Take every line from the material that has the word "panel" in it.

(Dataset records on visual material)
+===+

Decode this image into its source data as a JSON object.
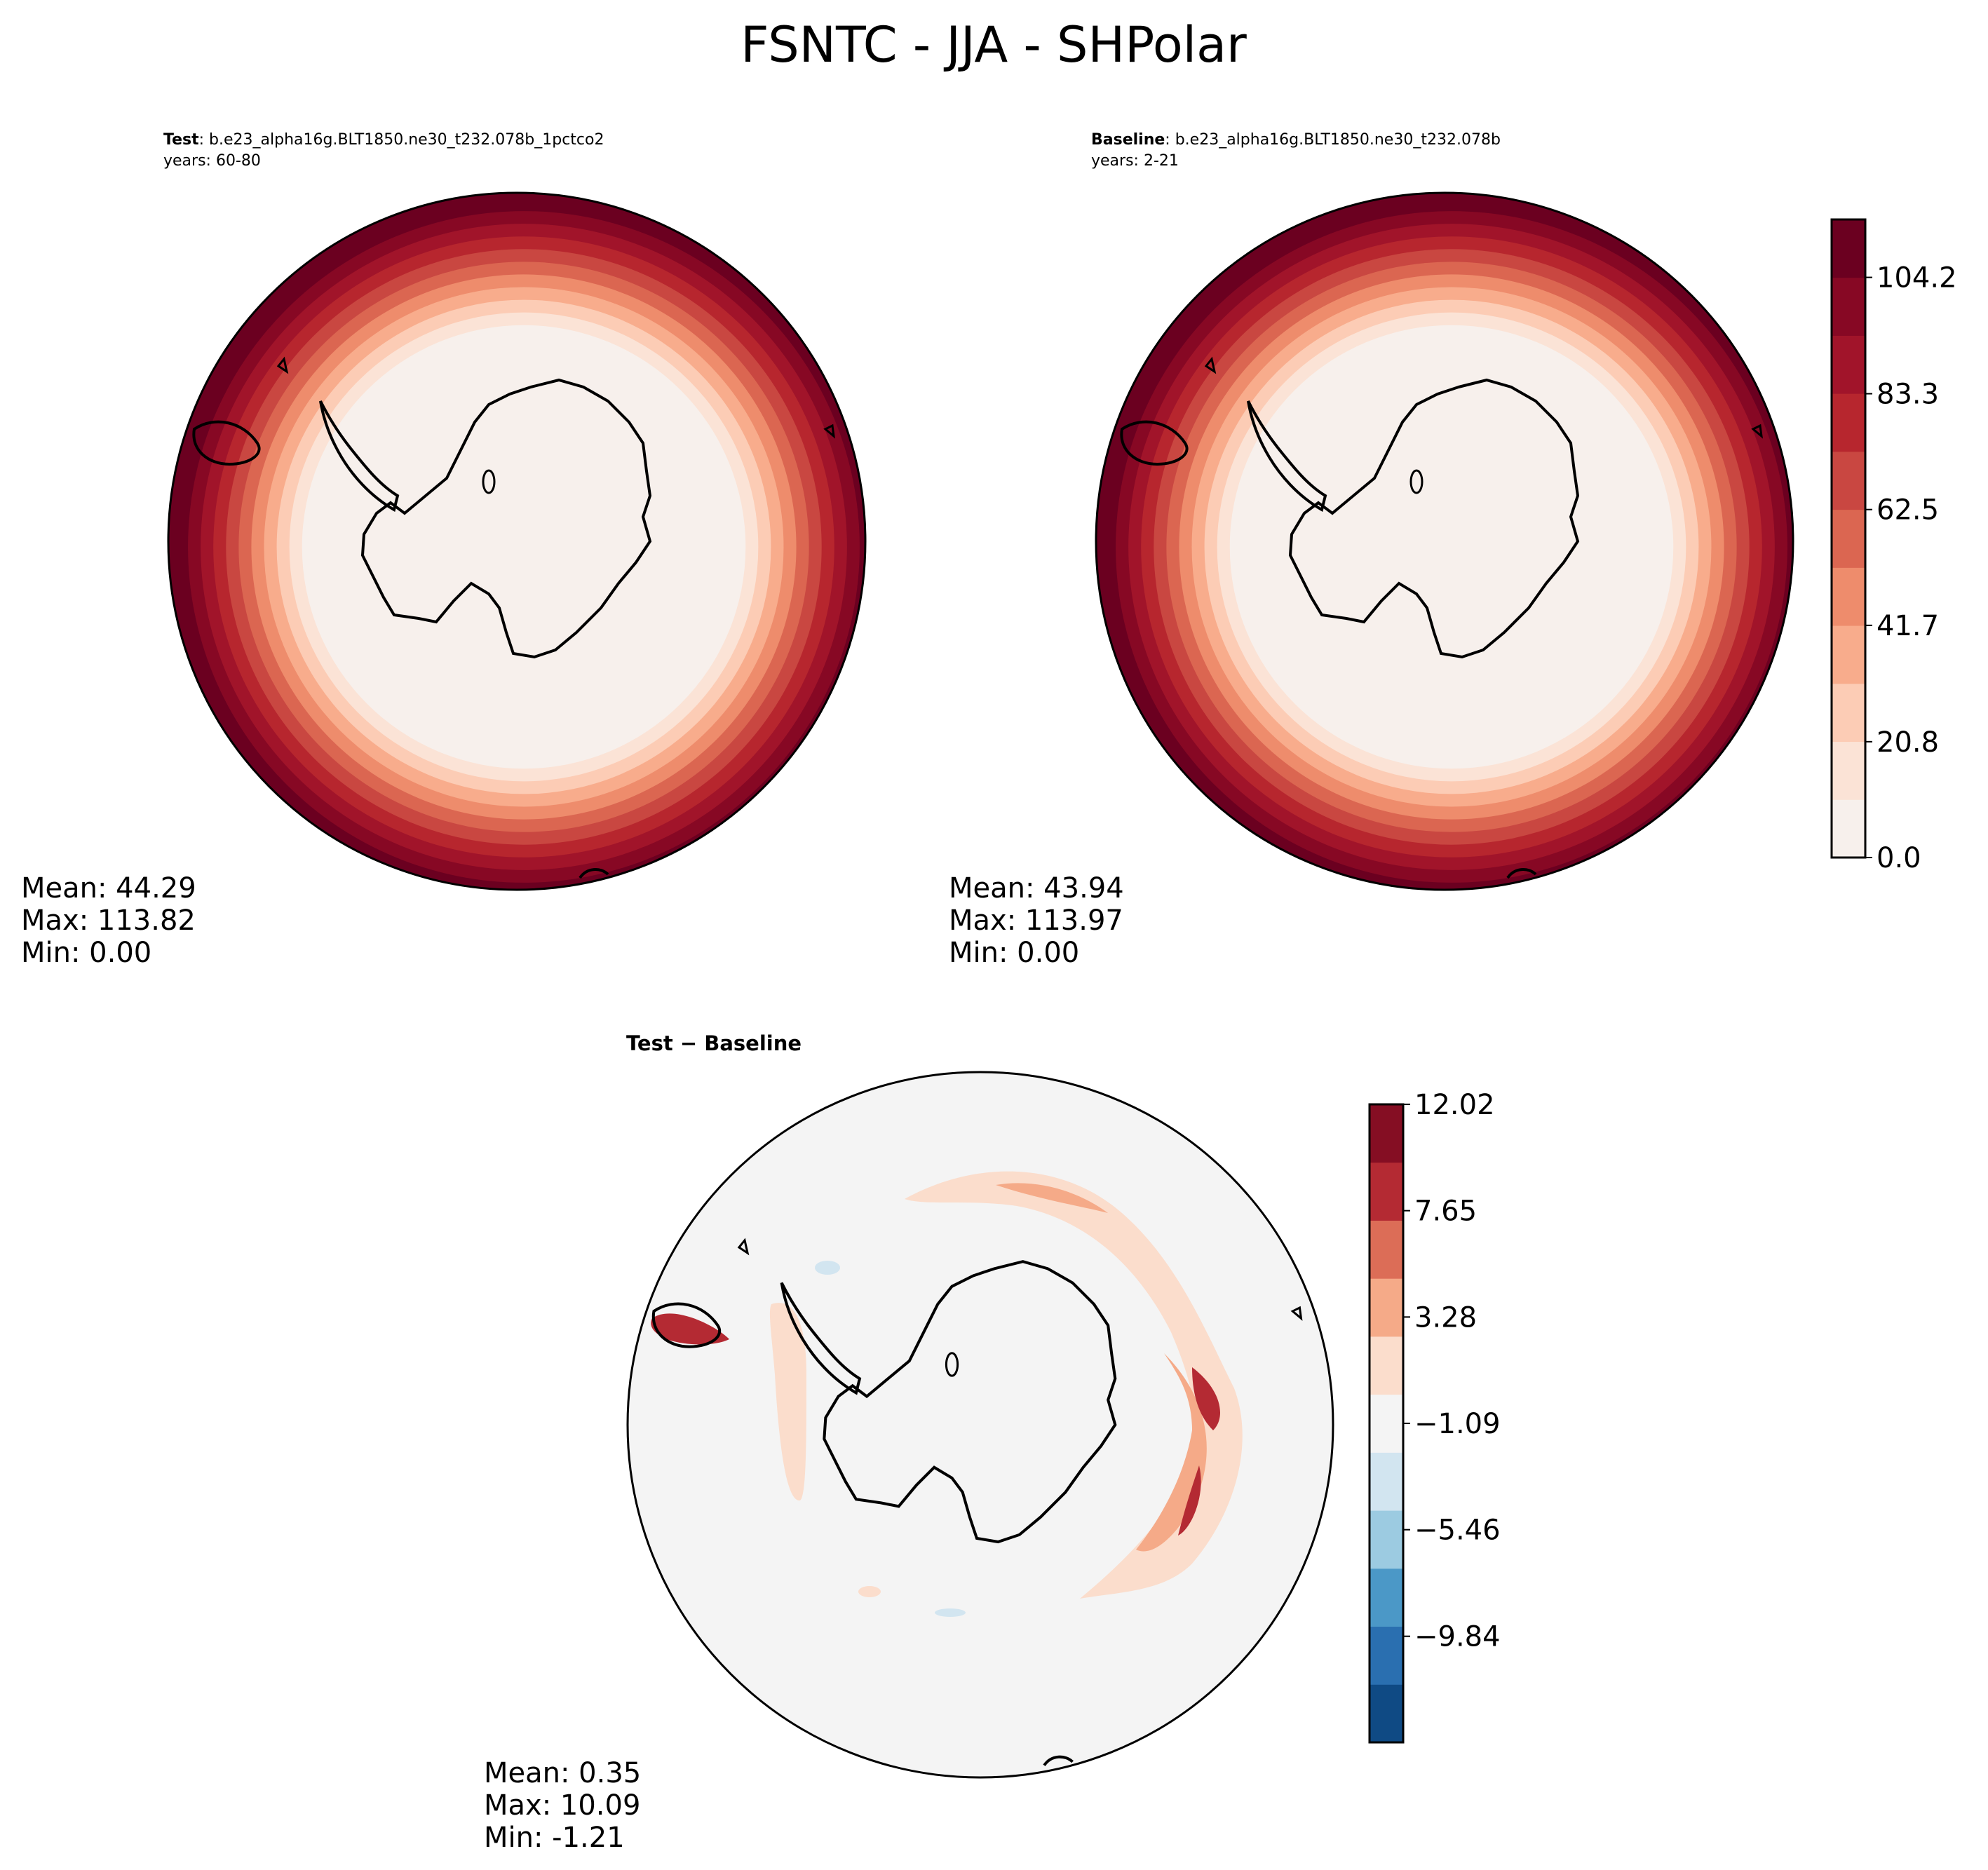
{
  "figure": {
    "title": "FSNTC - JJA - SHPolar"
  },
  "chart_data": [
    {
      "type": "heatmap",
      "panel": "test",
      "projection": "south-polar-stereographic",
      "title_bold": "Test",
      "title_rest": ": b.e23_alpha16g.BLT1850.ne30_t232.078b_1pctco2",
      "subtitle": "years: 60-80",
      "stats": {
        "mean": "Mean: 44.29",
        "max": "Max: 113.82",
        "min": "Min:  0.00"
      },
      "field": "concentric rings increasing from 0 near the pole to ~114 at the outer edge",
      "levels": [
        0.0,
        10.4,
        20.8,
        31.3,
        41.7,
        52.1,
        62.5,
        72.9,
        83.3,
        93.8,
        104.2,
        114.6
      ]
    },
    {
      "type": "heatmap",
      "panel": "baseline",
      "projection": "south-polar-stereographic",
      "title_bold": "Baseline",
      "title_rest": ": b.e23_alpha16g.BLT1850.ne30_t232.078b",
      "subtitle": "years: 2-21",
      "stats": {
        "mean": "Mean: 43.94",
        "max": "Max: 113.97",
        "min": "Min:  0.00"
      },
      "field": "concentric rings increasing from 0 near the pole to ~114 at the outer edge",
      "colorbar": {
        "ticks": [
          "104.2",
          "83.3",
          "62.5",
          "41.7",
          "20.8",
          "0.0"
        ],
        "tick_values": [
          104.2,
          83.3,
          62.5,
          41.7,
          20.8,
          0.0
        ],
        "range": [
          0.0,
          114.6
        ],
        "colors": [
          "#f7f0ec",
          "#fbe3d6",
          "#fcccb5",
          "#f8ac8c",
          "#ee8c6c",
          "#db6651",
          "#c94741",
          "#b7262e",
          "#a1142a",
          "#870824",
          "#6b0020"
        ]
      }
    },
    {
      "type": "heatmap",
      "panel": "difference",
      "projection": "south-polar-stereographic",
      "title": "Test − Baseline",
      "stats": {
        "mean": "Mean:  0.35",
        "max": "Max: 10.09",
        "min": "Min: -1.21"
      },
      "field": "near-zero everywhere with a positive band (up to ~10) around the sea-ice edge",
      "colorbar": {
        "ticks": [
          "12.02",
          "7.65",
          "3.28",
          "−1.09",
          "−5.46",
          "−9.84"
        ],
        "tick_values": [
          12.02,
          7.65,
          3.28,
          -1.09,
          -5.46,
          -9.84
        ],
        "range": [
          -14.2,
          12.02
        ],
        "colors": [
          "#0f4a84",
          "#2a6fb0",
          "#4b98c7",
          "#9ccbe1",
          "#d2e5f0",
          "#f4f4f4",
          "#fbddcc",
          "#f5aa88",
          "#dc6d57",
          "#b42a33",
          "#850e23"
        ]
      }
    }
  ]
}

+===+

> **TASK OUTPUT**
      "panel": "test",
      "panel": "baseline",
      "panel": "difference",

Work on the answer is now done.